Petunjuk Tugas
Tentukan apakah setiap pernyataan berikut sesuai dengan teks tentang pengobatan Orang Rimba di bawah. Jawab ya atau tidak, lalu kutip kata-kata dari teks yang menjadi dasar jawabanmu.
(a) Sediah menolak dibawa ke dukun urut karena ia memang sudah capek.
(b) Tangan Sediah dilumuri lumpur sungai oleh pamannya, Enjalo.
(c) Menurut Sediah, obat yang dimasukkan ke dalam tubuh itulah yang menentukan sembuh atau tidaknya seseorang.

Kutipan Terpilih

Ada kepercayaan dikalangan Orang Rimba bahwasanya pengobatan ala Orang Rimba tidak boleh bercampur dengan pengobatan ala orang luar. Bila sudah diobati menurut cara Orang Rimba maka tidak boleh lagi diobati menurut cara orang luar. Demikian juga sebaliknya. Apabila sudah diobati mengikuti cara oarang luar maka tidak boleh lagi diobati menurut cara Orang Rimba. Sediah, salah seorang anak Rimba menceritakan alasannya. Apabila kedua macam pengobatan dilakukan untuk satu jenis penyakit pada satu orang maka pengaruh pengobatan satu sama lainnya akan saling meniadakan. Pengobatan akan sia-sia karena pengobatan tidak akan bekerja, alias menjadi netral. Menurutnya, obat yang dimasukkan ke dalam tubuh hanyalah sarana untuk menyembuhkan tetapi yang menjadikan sembuh atau tidak adalah doa-doa yang menyertai obat tersebut. Pengobatan ala Orang Rimba tentu memakai doa-doa terhadap Dewa-Dewa, sedangkan pengobatan oleh orang luar memakai doa-doa kepada Tuhannya sendiri. Karena Doa yang dipanjatkan untuk Tuhan yang berbeda maka doa tidak akan membawa pengaruh apa-apa. Artinya pengobatan tidak akan berhasil.

Suatu hari Sediah jatuh dari atas batang kayu yang ditancapkan di tanah. Tulang tangannya patah. Oleh pamannya, Enjalo, tangan Sediah dilumuri lumpur sungai yang berwarna kekuningan lalu diurut perlahan, ditiup dan diberi doa-doa. Melihat tangannya semakin membengkak saya menawarkan diri untuk membawanya keluar dari hutan untuk diurut oleh dukun jawa yang terkenal memiliki ajian sangkal putung. Menurut cerita banyak orang, dukun urut tersebut memang ampuh membetulkan patah tulang. Saya menceritakan kehebatan sang dukun kepada mereka agar tertarik. Namun Sediah dengan halus menolak dan mengatakan sudah capek sehingga merasa tidak sanggup untuk berjalan keluar hutan. Belum lagi waktu itu hari sudah malam. Belakangan barulah saya mengerti bahwa Sediah menolak bukan karena capek, tetapi karena pantang diobati menurut cara orang luar karena sudah diobati menurut ala Orang Rimba.

[Entri kotak pembatas]
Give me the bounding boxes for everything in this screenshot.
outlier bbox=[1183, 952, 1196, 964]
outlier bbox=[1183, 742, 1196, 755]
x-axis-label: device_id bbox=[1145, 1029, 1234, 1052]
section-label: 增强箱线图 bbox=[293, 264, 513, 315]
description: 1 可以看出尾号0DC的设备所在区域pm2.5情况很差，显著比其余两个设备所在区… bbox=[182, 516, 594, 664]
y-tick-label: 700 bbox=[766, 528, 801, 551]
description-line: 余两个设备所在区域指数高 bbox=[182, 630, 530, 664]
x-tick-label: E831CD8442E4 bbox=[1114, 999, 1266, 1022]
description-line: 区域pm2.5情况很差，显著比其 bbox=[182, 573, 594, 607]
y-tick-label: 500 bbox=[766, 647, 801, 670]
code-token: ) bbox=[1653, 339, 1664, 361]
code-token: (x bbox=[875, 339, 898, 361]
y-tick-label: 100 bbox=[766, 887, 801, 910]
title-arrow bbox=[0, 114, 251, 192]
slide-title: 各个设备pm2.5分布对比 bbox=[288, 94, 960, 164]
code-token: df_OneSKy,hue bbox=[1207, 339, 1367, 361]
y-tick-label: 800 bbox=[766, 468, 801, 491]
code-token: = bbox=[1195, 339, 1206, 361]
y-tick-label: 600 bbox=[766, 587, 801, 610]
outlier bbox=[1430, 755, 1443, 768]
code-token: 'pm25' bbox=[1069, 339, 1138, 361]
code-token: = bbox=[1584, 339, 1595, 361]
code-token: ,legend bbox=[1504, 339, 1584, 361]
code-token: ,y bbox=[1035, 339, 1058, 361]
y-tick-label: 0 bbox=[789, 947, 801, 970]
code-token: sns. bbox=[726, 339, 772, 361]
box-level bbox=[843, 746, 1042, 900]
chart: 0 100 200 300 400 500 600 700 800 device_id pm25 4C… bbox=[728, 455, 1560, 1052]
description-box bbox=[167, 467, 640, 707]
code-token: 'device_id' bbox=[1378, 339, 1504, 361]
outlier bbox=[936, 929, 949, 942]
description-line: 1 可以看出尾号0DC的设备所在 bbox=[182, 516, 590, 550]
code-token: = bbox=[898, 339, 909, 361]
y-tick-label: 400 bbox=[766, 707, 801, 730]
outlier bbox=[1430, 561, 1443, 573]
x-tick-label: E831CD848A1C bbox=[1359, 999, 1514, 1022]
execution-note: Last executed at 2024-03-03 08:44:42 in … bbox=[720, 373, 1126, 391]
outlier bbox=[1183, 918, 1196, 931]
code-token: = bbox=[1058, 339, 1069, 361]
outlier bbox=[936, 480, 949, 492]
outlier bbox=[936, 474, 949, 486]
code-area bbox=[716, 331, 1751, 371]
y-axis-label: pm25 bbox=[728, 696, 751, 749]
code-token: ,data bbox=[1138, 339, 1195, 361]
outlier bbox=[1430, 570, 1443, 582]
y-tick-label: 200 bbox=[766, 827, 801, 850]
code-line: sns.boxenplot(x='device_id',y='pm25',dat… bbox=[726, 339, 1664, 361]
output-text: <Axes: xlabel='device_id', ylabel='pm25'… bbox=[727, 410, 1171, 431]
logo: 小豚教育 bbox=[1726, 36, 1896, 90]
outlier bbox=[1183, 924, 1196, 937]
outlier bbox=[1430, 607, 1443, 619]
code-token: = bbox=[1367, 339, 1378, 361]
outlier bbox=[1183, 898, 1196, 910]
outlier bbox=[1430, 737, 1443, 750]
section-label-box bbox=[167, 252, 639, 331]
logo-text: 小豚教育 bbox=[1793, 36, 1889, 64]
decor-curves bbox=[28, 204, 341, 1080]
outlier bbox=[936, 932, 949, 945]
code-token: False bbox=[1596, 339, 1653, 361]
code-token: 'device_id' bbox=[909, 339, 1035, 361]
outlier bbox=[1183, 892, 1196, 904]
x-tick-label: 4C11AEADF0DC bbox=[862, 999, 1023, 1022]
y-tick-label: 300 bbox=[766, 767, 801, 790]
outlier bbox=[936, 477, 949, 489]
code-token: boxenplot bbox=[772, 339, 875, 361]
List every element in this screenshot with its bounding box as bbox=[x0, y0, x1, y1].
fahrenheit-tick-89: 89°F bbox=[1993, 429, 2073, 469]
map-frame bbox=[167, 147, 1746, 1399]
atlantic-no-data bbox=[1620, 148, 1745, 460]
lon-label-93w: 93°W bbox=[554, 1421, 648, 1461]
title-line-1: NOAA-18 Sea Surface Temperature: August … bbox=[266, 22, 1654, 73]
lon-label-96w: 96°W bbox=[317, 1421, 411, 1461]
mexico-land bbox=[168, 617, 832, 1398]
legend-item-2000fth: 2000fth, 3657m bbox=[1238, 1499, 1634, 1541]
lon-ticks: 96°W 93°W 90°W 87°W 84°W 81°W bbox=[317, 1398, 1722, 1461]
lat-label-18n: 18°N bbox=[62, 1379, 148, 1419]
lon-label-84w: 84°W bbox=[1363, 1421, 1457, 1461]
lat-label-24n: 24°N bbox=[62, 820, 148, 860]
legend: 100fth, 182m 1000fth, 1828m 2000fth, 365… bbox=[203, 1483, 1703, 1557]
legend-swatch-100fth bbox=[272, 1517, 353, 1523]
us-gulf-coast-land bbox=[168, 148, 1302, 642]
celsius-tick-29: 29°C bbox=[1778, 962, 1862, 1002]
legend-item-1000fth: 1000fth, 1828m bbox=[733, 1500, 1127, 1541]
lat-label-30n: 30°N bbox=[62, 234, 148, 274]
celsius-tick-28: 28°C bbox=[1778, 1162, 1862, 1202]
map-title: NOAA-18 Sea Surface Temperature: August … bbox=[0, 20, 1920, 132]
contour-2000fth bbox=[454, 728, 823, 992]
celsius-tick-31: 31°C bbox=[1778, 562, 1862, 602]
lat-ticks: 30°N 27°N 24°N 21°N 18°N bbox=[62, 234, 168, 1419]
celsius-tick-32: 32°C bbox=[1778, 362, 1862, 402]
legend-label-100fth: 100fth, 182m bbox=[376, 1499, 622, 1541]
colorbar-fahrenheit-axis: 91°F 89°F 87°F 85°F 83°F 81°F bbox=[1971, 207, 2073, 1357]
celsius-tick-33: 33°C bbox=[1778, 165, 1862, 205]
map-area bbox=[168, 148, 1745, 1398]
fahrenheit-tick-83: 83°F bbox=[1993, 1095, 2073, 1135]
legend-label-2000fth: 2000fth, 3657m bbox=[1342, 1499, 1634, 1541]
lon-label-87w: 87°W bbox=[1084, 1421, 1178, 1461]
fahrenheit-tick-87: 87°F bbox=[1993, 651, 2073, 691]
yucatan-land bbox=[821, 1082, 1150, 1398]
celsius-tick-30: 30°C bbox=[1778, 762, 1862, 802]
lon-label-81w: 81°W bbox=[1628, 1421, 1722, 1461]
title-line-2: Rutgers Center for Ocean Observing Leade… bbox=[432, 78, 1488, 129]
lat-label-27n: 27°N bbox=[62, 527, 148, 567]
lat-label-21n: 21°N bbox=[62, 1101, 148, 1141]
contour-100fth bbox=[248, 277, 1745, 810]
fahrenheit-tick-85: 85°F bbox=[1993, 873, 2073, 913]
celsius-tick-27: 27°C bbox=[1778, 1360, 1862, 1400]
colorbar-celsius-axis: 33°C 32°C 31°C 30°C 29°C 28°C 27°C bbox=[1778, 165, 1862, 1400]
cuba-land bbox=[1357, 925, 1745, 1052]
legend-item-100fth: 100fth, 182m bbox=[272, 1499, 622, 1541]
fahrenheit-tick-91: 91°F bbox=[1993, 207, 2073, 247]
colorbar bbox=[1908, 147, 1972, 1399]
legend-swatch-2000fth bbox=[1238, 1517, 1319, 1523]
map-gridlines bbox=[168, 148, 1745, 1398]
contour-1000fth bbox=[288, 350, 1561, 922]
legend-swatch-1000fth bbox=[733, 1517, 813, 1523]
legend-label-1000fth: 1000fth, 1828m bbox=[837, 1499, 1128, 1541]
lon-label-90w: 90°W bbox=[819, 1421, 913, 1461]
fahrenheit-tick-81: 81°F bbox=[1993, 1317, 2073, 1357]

Jawaban yang Diharapkan
(a) Tidak: "Sediah menolak bukan karena capek, tetapi karena pantang diobati menurut cara orang luar karena sudah diobati menurut ala Orang Rimba."
(b) Ya: "Oleh pamannya, Enjalo, tangan Sediah dilumuri lumpur sungai yang berwarna kekuningan lalu diurut perlahan, ditiup dan diberi doa-doa."
(c) Tidak: "obat yang dimasukkan ke dalam tubuh hanyalah sarana untuk menyembuhkan tetapi yang menjadikan sembuh atau tidak adalah doa-doa yang menyertai obat tersebut."